- Task description -
Output every entry exactly as written, but omit the pictures.

:: Data provided

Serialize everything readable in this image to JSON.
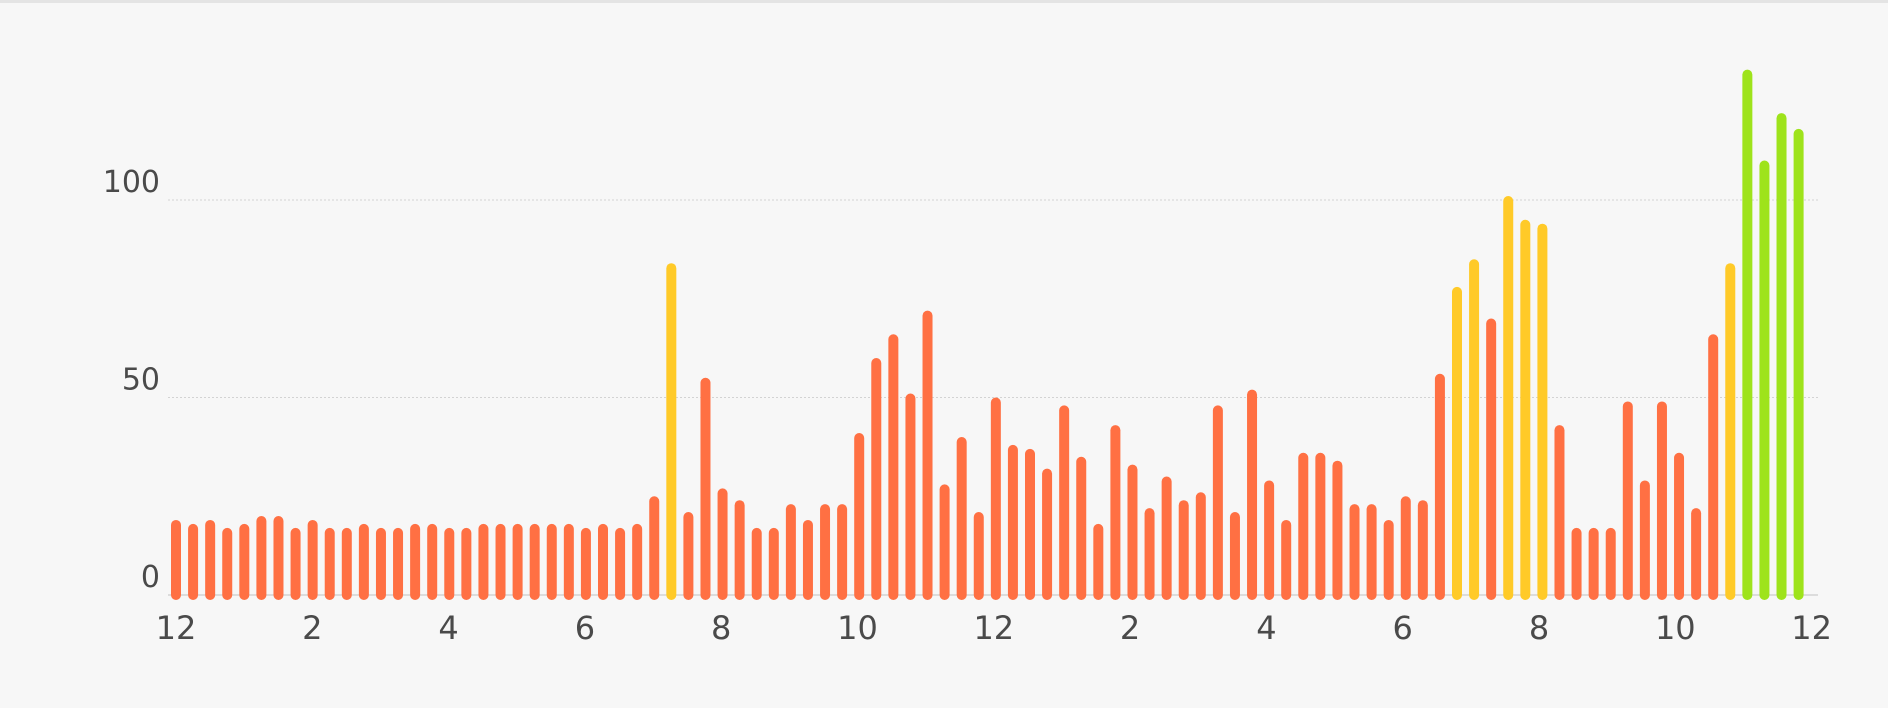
{
  "chart_data": {
    "type": "bar",
    "title": "",
    "xlabel": "",
    "ylabel": "",
    "ylim": [
      0,
      135
    ],
    "grid": true,
    "y_ticks": [
      0,
      50,
      100
    ],
    "y_tick_labels": [
      "0",
      "50",
      "100"
    ],
    "x_tick_labels": [
      "12",
      "2",
      "4",
      "6",
      "8",
      "10",
      "12",
      "2",
      "4",
      "6",
      "8",
      "10",
      "12"
    ],
    "colors": {
      "low": "#ff7043",
      "medium": "#ffca28",
      "high": "#9ee31b",
      "grid": "#d3d3d3"
    },
    "level_order": [
      "low",
      "medium",
      "high"
    ],
    "values": [
      19,
      18,
      19,
      17,
      18,
      20,
      20,
      17,
      19,
      17,
      17,
      18,
      17,
      17,
      18,
      18,
      17,
      17,
      18,
      18,
      18,
      18,
      18,
      18,
      17,
      18,
      17,
      18,
      25,
      84,
      21,
      55,
      27,
      24,
      17,
      17,
      23,
      19,
      23,
      23,
      41,
      60,
      66,
      51,
      72,
      28,
      40,
      21,
      50,
      38,
      37,
      32,
      48,
      35,
      18,
      43,
      33,
      22,
      30,
      24,
      26,
      48,
      21,
      52,
      29,
      19,
      36,
      36,
      34,
      23,
      23,
      19,
      25,
      24,
      56,
      78,
      85,
      70,
      101,
      95,
      94,
      43,
      17,
      17,
      17,
      49,
      29,
      49,
      36,
      22,
      66,
      84,
      133,
      110,
      122,
      118
    ],
    "levels": [
      0,
      0,
      0,
      0,
      0,
      0,
      0,
      0,
      0,
      0,
      0,
      0,
      0,
      0,
      0,
      0,
      0,
      0,
      0,
      0,
      0,
      0,
      0,
      0,
      0,
      0,
      0,
      0,
      0,
      1,
      0,
      0,
      0,
      0,
      0,
      0,
      0,
      0,
      0,
      0,
      0,
      0,
      0,
      0,
      0,
      0,
      0,
      0,
      0,
      0,
      0,
      0,
      0,
      0,
      0,
      0,
      0,
      0,
      0,
      0,
      0,
      0,
      0,
      0,
      0,
      0,
      0,
      0,
      0,
      0,
      0,
      0,
      0,
      0,
      0,
      1,
      1,
      0,
      1,
      1,
      1,
      0,
      0,
      0,
      0,
      0,
      0,
      0,
      0,
      0,
      0,
      1,
      2,
      2,
      2,
      2
    ]
  }
}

::::

- Solution to this task -
Serialize everything readable in this image to JSON.
{
  "chart_data": {
    "type": "bar",
    "title": "",
    "xlabel": "",
    "ylabel": "",
    "ylim": [
      0,
      135
    ],
    "grid": true,
    "y_ticks": [
      0,
      50,
      100
    ],
    "y_tick_labels": [
      "0",
      "50",
      "100"
    ],
    "x_tick_labels": [
      "12",
      "2",
      "4",
      "6",
      "8",
      "10",
      "12",
      "2",
      "4",
      "6",
      "8",
      "10",
      "12"
    ],
    "colors": {
      "low": "#ff7043",
      "medium": "#ffca28",
      "high": "#9ee31b",
      "grid": "#d3d3d3"
    },
    "level_order": [
      "low",
      "medium",
      "high"
    ],
    "values": [
      19,
      18,
      19,
      17,
      18,
      20,
      20,
      17,
      19,
      17,
      17,
      18,
      17,
      17,
      18,
      18,
      17,
      17,
      18,
      18,
      18,
      18,
      18,
      18,
      17,
      18,
      17,
      18,
      25,
      84,
      21,
      55,
      27,
      24,
      17,
      17,
      23,
      19,
      23,
      23,
      41,
      60,
      66,
      51,
      72,
      28,
      40,
      21,
      50,
      38,
      37,
      32,
      48,
      35,
      18,
      43,
      33,
      22,
      30,
      24,
      26,
      48,
      21,
      52,
      29,
      19,
      36,
      36,
      34,
      23,
      23,
      19,
      25,
      24,
      56,
      78,
      85,
      70,
      101,
      95,
      94,
      43,
      17,
      17,
      17,
      49,
      29,
      49,
      36,
      22,
      66,
      84,
      133,
      110,
      122,
      118
    ],
    "levels": [
      0,
      0,
      0,
      0,
      0,
      0,
      0,
      0,
      0,
      0,
      0,
      0,
      0,
      0,
      0,
      0,
      0,
      0,
      0,
      0,
      0,
      0,
      0,
      0,
      0,
      0,
      0,
      0,
      0,
      1,
      0,
      0,
      0,
      0,
      0,
      0,
      0,
      0,
      0,
      0,
      0,
      0,
      0,
      0,
      0,
      0,
      0,
      0,
      0,
      0,
      0,
      0,
      0,
      0,
      0,
      0,
      0,
      0,
      0,
      0,
      0,
      0,
      0,
      0,
      0,
      0,
      0,
      0,
      0,
      0,
      0,
      0,
      0,
      0,
      0,
      1,
      1,
      0,
      1,
      1,
      1,
      0,
      0,
      0,
      0,
      0,
      0,
      0,
      0,
      0,
      0,
      1,
      2,
      2,
      2,
      2
    ]
  }
}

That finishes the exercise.